--- TASK TO COMPLETE ---
Say how many lines contain "ylabel", using only the number.

--- THE INPUT ---
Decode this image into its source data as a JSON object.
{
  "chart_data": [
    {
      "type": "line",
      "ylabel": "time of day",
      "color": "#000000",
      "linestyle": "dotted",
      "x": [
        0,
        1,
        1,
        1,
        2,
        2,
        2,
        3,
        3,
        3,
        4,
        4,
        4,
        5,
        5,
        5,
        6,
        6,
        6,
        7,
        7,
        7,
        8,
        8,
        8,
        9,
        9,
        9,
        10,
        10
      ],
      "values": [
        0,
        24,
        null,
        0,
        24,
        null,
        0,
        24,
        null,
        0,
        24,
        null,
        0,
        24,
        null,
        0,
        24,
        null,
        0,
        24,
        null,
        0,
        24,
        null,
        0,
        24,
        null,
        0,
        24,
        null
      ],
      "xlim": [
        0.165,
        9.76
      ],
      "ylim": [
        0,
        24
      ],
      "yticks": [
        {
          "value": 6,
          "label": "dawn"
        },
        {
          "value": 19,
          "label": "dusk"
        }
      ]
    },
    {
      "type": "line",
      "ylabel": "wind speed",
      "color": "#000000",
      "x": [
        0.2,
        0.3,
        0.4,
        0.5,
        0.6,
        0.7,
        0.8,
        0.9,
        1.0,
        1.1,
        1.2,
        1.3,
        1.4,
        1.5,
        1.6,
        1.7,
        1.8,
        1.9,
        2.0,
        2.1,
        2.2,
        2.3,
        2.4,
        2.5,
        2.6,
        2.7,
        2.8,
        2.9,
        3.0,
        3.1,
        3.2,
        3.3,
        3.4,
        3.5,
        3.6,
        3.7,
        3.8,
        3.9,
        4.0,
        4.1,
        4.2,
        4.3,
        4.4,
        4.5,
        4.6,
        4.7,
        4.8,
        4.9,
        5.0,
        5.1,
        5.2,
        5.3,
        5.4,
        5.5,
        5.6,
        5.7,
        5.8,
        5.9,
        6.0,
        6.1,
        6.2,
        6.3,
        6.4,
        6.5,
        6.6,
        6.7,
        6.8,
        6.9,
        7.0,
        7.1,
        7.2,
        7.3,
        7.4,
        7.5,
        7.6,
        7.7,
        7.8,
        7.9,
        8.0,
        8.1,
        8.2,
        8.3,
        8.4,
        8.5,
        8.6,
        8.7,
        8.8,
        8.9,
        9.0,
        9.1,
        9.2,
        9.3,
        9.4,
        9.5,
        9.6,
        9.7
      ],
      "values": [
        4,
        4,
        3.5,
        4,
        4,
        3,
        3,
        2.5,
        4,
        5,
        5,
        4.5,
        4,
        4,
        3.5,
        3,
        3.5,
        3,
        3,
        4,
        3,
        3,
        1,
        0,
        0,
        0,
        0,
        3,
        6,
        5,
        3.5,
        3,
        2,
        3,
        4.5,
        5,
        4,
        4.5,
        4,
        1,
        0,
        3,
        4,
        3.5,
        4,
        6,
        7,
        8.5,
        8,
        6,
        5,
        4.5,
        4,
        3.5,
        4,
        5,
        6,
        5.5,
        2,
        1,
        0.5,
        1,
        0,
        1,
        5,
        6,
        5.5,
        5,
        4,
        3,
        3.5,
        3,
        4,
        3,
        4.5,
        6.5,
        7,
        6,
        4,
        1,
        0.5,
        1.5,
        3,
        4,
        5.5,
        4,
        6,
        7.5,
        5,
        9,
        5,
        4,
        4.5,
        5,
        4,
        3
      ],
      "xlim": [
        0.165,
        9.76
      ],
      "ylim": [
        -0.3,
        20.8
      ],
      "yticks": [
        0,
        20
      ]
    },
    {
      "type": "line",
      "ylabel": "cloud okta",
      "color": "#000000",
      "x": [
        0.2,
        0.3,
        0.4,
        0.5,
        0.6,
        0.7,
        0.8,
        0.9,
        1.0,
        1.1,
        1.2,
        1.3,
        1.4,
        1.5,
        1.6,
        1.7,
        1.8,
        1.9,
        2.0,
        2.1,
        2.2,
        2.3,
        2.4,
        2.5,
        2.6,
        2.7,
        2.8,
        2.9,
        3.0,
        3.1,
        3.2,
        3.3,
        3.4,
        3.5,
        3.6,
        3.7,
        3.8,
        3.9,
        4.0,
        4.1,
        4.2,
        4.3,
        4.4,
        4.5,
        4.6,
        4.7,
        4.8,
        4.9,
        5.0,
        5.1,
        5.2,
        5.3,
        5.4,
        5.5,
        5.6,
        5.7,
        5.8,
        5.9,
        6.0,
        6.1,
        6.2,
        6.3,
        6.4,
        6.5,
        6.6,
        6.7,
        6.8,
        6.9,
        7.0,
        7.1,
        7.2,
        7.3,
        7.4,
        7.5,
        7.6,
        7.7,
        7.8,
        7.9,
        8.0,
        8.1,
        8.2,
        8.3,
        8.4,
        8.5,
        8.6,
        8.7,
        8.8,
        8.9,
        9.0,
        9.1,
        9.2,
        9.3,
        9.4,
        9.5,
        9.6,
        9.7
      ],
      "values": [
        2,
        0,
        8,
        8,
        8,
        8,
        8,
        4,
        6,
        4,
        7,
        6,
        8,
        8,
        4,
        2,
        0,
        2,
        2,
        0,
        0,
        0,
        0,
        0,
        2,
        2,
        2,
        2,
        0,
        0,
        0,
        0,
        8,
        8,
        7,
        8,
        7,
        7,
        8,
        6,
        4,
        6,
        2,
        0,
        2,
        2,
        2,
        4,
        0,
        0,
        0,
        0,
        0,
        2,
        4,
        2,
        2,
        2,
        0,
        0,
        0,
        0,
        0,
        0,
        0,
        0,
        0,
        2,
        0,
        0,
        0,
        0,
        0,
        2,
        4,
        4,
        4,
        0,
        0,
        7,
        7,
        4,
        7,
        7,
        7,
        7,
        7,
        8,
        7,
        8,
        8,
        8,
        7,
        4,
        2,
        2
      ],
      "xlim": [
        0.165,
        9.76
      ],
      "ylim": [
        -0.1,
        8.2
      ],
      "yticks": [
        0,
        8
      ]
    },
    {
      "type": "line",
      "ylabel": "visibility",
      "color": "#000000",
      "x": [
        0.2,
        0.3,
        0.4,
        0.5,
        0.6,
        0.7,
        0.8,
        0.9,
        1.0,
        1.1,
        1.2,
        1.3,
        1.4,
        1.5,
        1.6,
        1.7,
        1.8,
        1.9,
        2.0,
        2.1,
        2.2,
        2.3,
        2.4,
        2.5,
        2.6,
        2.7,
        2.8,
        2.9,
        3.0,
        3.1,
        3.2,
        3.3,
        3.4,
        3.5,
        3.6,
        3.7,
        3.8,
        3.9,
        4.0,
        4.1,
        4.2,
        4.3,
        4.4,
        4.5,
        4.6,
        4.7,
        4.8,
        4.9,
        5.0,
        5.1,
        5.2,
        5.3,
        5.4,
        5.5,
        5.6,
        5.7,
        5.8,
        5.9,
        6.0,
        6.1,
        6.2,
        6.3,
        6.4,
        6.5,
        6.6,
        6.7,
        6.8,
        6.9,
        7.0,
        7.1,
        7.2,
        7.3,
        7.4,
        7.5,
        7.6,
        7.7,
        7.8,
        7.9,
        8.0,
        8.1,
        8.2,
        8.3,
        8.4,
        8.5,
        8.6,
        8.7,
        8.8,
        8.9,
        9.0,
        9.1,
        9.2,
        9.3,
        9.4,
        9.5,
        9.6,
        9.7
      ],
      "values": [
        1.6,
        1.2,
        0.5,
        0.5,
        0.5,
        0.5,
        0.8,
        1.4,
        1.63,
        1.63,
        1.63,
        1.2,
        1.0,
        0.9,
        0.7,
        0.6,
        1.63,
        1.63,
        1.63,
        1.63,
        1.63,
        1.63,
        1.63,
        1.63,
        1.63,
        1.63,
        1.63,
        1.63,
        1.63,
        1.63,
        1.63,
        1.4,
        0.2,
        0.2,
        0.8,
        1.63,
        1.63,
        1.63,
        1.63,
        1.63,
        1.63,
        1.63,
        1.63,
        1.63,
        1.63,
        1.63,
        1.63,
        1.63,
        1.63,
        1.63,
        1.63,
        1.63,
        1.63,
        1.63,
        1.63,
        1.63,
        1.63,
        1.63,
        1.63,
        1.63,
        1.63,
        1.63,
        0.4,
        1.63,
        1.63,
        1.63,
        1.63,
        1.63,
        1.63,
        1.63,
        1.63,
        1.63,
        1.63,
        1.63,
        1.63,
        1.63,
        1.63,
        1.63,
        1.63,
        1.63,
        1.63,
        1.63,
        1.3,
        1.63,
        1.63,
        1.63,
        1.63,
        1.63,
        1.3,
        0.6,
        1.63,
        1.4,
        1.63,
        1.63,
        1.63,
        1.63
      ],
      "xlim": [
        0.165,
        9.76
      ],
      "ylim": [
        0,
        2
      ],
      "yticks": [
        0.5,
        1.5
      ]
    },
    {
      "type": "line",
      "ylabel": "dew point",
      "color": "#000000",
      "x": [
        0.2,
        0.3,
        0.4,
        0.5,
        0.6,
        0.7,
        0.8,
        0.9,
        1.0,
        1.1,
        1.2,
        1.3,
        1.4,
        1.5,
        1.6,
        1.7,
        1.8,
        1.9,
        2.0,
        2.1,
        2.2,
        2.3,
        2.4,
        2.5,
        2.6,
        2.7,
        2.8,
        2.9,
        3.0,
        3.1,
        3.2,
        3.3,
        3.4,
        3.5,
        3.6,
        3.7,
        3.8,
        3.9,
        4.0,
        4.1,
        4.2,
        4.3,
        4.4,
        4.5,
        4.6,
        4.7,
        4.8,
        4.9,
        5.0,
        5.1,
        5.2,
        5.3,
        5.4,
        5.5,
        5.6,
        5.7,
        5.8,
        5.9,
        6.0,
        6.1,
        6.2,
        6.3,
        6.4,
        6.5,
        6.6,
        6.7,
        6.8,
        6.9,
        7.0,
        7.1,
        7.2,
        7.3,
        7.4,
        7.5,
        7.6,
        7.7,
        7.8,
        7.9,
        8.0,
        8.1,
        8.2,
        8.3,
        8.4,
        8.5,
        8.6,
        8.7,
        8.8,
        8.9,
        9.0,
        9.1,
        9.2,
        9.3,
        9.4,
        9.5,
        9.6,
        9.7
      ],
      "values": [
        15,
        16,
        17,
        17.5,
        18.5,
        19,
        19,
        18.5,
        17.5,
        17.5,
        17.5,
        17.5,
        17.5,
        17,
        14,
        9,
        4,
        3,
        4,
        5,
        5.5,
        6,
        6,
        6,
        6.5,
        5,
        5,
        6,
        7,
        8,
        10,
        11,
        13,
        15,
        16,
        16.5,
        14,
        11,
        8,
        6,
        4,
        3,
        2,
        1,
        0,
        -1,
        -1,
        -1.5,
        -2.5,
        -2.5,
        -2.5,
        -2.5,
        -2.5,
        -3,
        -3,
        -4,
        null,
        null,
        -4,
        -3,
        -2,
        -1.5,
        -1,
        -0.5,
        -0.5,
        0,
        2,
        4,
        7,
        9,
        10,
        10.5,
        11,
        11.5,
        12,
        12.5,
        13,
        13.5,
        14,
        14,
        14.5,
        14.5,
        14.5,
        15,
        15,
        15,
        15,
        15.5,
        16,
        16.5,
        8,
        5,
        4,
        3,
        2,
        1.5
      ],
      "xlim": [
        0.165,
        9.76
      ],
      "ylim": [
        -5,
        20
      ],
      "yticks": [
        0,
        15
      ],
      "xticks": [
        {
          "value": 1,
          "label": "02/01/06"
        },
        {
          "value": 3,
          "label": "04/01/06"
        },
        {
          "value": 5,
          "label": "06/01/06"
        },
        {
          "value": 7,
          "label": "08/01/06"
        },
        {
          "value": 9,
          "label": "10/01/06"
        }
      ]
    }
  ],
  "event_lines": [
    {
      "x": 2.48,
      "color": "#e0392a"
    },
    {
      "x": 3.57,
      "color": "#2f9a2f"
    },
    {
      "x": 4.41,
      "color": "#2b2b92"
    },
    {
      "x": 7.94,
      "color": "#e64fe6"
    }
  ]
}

--- ANSWER FOR THE TASK ---
5